### DOCUMENT
◇ ◇ ◇ ◇

UAF space engineering program director wins NASA prize

The advisor of the University of Alaska Fairbanks space engineering program is one of 20 winners of a NASA prize to expand the agency’s engagement with people from populations underrepresented in space technology.

Denise Thorsen was recognized for her work in creating and expanding access to the Space Systems Engineering Program. The program is a collaboration between the UAF College of Engineering and Mines and the Alaska Space Grant Program, which is housed in the UAF Geophysical Institute.

Thorsen is a professor of electrical and computer engineering, associate dean of the College of Engineering and Mines and director of Alaska Space Grant.

“Being one of the awardees of the NASA Space Tech Catalyst Prize affirms what we have built through the Space Systems Engineering Program here at UAF,” Thorsen said. “I am honored to have been selected.”

NASA announced the 20 winners in its Space Tech Catalyst Prize on March 13. Winners each receive $25,000 to create additional inclusive space technology ecosystems, according to NASA’s announcement.

◇ ◇ ◇ ◇

### SUPPLIED DATA

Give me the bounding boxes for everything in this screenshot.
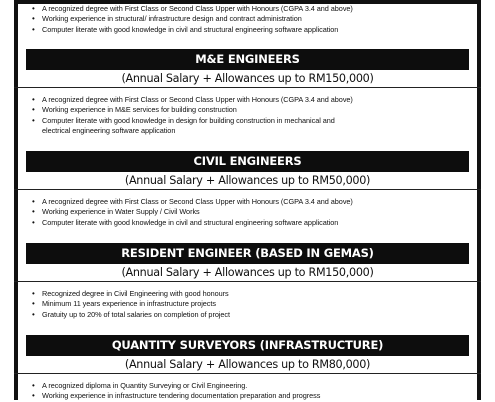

◇ ◇ ◇ ◇

### YOUR TASKS
a) According to the article on the UAF space engineering director's NASA prize, how much money does each winner receive?
b) Continue the article on the UAF space engineering director's NASA prize from where it ends.

### ANSWERS FOR THIS EXERCISE
a) $25,000

b)
The winners will travel to NASA’s Goddard Space Flight Center in Greenbelt, Maryland, to participate in a variety of activities. They will learn about NASA’s competitive research and development and help NASA reach innovators in underrepresented communities.

The UAF Space Systems Engineering Program’s mission is to “provide interdisciplinary engineering and science students with hands-on experience in all aspects of space systems engineering through a design, build, launch paradigm applied to balloon and rocket payloads and small satellites.”

All students with an interest in space systems are welcome.

“We bring in freshmen, sophomores, juniors or seniors whenever they discover us,” Thorsen said. “We teach them enough to be productive, and then they take ownership of some components that we’re trying to work on.

“Then they train their replacement,” she said. “They might stay on as a graduate student or they might leave and get a great job at an aerospace company.”

Or even a job at NASA. Thorsen said NASA has hired eight of her students over the past five years.

Five to 10 students graduate from the Space Systems Engineering Program annually, she said.

Thorsen, in her NASA entry, pointed out Alaska’s vast geography, its small population and the educational challenges created by the remoteness of many communities. She noted the nearest NASA location — Ames Research Center in Silicon Valley  — is about 3,000 miles distant.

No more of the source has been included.